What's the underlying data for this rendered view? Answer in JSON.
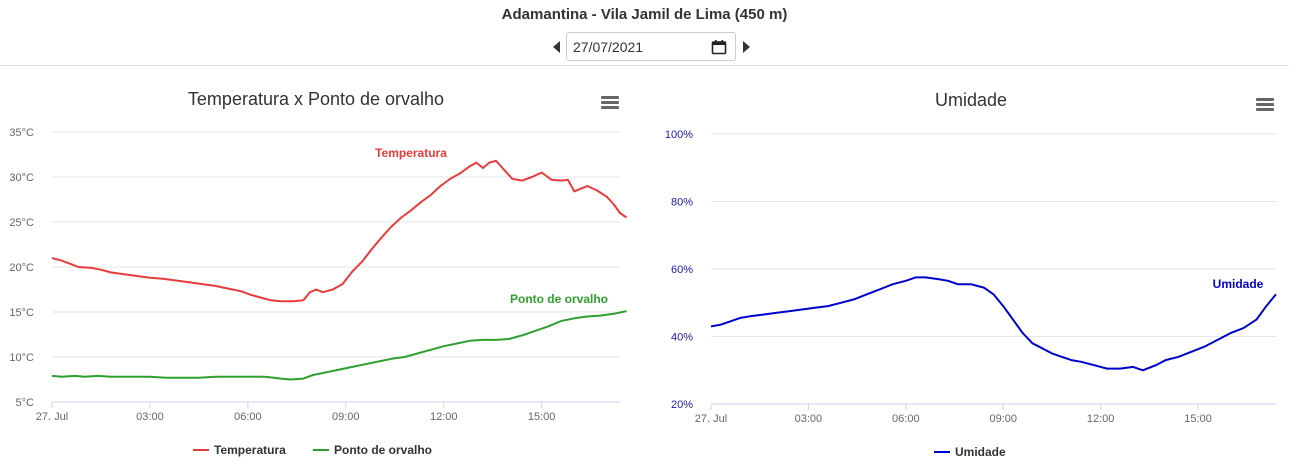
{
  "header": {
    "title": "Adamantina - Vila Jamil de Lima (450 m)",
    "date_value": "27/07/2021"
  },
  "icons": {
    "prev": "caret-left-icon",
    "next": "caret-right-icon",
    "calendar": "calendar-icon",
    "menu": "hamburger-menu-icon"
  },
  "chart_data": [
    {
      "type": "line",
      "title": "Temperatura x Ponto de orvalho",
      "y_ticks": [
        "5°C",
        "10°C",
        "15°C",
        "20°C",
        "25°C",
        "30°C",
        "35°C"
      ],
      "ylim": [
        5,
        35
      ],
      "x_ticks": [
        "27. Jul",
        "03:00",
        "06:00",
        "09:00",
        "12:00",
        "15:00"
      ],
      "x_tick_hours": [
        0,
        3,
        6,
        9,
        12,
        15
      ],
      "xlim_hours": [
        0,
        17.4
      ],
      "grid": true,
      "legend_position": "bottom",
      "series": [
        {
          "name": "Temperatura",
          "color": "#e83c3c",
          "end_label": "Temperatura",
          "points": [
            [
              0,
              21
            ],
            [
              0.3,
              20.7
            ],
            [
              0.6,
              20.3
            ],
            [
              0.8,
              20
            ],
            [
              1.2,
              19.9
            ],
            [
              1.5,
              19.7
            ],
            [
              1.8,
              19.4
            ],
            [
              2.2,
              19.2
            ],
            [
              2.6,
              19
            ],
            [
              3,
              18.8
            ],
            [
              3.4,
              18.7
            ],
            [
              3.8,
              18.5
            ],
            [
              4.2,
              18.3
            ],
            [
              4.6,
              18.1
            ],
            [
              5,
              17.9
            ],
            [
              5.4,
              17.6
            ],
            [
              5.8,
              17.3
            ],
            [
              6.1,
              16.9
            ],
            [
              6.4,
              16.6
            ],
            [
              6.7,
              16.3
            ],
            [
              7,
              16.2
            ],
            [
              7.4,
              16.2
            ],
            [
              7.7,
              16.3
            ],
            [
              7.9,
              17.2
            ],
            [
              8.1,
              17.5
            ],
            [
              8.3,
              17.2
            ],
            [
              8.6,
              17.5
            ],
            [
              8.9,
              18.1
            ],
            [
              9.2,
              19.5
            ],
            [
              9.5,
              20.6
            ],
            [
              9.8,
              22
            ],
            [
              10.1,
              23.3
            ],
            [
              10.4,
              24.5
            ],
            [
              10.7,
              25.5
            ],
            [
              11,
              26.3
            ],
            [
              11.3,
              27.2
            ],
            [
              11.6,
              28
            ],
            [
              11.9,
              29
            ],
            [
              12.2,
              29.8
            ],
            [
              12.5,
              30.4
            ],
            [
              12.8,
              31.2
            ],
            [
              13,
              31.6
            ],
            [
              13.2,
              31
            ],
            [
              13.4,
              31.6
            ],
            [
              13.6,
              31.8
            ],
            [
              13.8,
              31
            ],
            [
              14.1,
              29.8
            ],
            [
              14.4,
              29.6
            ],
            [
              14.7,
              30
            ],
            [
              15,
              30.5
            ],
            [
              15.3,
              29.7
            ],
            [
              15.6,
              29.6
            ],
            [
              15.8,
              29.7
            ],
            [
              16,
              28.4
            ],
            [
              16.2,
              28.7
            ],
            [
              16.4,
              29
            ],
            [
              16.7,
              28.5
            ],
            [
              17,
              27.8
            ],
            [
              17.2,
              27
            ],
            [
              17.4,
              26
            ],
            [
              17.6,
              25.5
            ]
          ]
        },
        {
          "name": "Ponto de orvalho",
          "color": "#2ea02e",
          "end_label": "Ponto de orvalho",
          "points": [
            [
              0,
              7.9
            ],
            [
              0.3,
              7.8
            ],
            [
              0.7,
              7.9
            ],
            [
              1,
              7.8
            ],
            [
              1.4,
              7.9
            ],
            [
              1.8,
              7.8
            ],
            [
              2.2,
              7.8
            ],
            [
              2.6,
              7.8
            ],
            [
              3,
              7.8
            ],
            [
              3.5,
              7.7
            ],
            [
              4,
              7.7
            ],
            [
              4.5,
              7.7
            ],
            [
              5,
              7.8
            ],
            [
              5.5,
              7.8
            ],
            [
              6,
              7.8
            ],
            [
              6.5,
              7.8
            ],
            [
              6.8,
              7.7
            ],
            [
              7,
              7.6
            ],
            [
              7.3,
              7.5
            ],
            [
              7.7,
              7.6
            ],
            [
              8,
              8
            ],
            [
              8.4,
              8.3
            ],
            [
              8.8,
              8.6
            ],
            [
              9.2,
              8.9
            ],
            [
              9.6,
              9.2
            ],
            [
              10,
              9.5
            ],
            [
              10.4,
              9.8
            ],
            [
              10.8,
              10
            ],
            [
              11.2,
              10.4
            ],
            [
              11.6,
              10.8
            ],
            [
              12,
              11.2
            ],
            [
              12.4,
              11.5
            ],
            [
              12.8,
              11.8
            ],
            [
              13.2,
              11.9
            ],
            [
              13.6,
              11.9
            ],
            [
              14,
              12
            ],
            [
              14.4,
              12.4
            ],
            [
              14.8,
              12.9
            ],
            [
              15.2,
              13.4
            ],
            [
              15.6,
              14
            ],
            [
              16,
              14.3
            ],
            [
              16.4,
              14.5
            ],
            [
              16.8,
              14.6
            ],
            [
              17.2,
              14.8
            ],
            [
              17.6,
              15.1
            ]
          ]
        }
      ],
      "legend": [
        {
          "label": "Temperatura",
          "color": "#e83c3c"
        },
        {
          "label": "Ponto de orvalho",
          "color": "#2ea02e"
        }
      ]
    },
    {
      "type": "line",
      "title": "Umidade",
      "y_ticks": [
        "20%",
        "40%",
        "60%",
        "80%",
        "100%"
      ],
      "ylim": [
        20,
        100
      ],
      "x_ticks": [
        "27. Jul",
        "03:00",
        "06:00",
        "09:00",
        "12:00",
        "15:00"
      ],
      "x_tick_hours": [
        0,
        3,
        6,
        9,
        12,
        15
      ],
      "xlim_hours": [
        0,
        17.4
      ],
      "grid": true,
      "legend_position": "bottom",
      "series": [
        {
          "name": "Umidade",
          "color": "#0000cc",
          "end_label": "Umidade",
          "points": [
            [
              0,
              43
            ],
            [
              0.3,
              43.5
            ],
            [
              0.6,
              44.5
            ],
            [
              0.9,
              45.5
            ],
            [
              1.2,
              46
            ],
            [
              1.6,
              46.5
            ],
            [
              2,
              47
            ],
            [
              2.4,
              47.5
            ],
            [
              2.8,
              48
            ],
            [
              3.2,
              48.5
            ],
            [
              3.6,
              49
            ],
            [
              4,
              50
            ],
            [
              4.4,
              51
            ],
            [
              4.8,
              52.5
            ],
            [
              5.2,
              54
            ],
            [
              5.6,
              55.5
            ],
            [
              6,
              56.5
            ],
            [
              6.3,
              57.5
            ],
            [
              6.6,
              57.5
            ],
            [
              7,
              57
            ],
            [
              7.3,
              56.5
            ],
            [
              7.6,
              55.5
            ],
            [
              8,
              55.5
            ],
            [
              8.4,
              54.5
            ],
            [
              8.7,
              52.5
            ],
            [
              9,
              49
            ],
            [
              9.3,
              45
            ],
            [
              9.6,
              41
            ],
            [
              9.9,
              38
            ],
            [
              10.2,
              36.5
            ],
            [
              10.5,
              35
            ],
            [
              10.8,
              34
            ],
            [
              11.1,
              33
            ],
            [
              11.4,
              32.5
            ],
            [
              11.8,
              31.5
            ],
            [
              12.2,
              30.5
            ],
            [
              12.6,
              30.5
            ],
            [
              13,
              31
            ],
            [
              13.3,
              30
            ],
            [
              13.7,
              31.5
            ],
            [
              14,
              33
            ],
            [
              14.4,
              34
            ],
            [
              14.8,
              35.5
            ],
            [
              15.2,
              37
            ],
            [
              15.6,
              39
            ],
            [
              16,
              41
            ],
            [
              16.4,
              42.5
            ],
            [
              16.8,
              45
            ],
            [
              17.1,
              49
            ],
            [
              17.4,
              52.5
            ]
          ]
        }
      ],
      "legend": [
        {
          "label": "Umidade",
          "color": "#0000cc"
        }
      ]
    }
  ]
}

INSTRUCTION:
Return the lines of the records that include the string "Temperatura".

THE OUTPUT:
      "title": "Temperatura x Ponto de orvalho",
          "name": "Temperatura",
          "end_label": "Temperatura",
          "label": "Temperatura",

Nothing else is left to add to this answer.